##### Dataset entries #####

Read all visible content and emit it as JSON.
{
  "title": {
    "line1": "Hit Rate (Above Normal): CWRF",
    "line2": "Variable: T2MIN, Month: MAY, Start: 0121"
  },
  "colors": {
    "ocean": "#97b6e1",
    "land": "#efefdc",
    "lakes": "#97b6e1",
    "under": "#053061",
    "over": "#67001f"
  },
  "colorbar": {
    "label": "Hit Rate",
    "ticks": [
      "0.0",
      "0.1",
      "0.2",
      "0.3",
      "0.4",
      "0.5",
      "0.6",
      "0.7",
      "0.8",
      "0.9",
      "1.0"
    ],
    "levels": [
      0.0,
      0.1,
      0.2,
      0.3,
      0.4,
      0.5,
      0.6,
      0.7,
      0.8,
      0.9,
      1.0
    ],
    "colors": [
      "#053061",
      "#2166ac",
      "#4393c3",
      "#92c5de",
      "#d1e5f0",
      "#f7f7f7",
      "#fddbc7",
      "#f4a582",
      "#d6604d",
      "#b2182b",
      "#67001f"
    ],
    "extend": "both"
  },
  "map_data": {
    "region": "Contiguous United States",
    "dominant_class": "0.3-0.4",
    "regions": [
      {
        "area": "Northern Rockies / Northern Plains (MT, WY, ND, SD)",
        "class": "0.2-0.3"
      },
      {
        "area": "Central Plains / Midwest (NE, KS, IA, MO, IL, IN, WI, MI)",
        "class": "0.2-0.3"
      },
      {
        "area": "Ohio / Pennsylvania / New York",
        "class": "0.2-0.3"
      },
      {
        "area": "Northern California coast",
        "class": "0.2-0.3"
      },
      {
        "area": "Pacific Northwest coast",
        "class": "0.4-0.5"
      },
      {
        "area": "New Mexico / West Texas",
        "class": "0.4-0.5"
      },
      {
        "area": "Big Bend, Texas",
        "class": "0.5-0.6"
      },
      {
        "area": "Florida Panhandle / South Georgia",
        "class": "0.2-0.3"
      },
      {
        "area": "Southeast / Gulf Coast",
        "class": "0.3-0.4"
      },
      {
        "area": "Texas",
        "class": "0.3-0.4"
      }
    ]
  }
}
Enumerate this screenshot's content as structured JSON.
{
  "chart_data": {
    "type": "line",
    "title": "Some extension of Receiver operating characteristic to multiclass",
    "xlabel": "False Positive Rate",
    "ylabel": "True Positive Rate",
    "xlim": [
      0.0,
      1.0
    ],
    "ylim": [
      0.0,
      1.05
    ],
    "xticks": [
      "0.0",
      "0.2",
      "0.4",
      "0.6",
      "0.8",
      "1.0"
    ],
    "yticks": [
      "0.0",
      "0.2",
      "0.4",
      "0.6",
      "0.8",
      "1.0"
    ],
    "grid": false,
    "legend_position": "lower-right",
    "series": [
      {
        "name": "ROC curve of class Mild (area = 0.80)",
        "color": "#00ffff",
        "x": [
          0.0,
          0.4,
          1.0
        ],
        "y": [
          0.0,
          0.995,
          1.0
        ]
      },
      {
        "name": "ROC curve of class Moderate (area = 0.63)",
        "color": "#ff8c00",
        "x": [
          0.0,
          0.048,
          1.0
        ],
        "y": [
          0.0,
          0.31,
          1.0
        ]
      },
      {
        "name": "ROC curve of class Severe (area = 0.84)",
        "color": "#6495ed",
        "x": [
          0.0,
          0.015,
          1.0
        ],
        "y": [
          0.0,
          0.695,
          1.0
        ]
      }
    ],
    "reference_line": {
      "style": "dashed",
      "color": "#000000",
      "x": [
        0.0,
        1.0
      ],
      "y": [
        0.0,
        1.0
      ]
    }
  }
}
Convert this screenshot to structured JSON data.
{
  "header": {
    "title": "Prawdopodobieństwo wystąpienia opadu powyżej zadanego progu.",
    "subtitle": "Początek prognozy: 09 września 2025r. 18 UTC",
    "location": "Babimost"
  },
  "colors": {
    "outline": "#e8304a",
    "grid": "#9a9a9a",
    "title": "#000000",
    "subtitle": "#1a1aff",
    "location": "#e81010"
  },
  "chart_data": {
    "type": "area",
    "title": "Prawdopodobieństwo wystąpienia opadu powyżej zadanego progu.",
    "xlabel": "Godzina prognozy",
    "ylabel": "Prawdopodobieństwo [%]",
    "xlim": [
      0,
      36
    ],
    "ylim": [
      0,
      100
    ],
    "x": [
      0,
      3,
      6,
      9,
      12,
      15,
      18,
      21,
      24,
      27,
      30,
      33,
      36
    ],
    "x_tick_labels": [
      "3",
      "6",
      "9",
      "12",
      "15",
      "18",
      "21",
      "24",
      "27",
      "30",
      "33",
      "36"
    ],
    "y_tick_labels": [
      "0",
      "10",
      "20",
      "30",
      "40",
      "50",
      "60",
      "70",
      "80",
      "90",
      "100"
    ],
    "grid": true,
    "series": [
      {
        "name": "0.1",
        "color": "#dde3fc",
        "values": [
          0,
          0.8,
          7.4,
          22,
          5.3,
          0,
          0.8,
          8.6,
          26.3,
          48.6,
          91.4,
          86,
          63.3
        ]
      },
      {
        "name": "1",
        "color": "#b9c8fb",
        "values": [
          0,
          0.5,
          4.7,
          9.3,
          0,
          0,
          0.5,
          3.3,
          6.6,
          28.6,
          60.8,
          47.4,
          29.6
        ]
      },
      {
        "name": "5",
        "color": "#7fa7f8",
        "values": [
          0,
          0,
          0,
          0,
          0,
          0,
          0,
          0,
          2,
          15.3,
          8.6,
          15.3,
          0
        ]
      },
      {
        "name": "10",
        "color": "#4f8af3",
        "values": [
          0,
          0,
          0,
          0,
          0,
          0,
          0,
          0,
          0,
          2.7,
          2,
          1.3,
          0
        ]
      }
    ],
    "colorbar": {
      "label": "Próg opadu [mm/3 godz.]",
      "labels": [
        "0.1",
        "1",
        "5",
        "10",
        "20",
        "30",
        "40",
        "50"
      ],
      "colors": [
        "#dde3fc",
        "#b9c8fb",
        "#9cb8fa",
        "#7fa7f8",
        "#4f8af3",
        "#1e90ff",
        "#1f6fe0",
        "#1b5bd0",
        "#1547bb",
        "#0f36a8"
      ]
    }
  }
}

#####

**What needs to be done**
Sift through the entries and copy every line with "content".

**Complete output**
Read all visible content and emit it as JSON.
Enumerate this screenshot's content as structured JSON.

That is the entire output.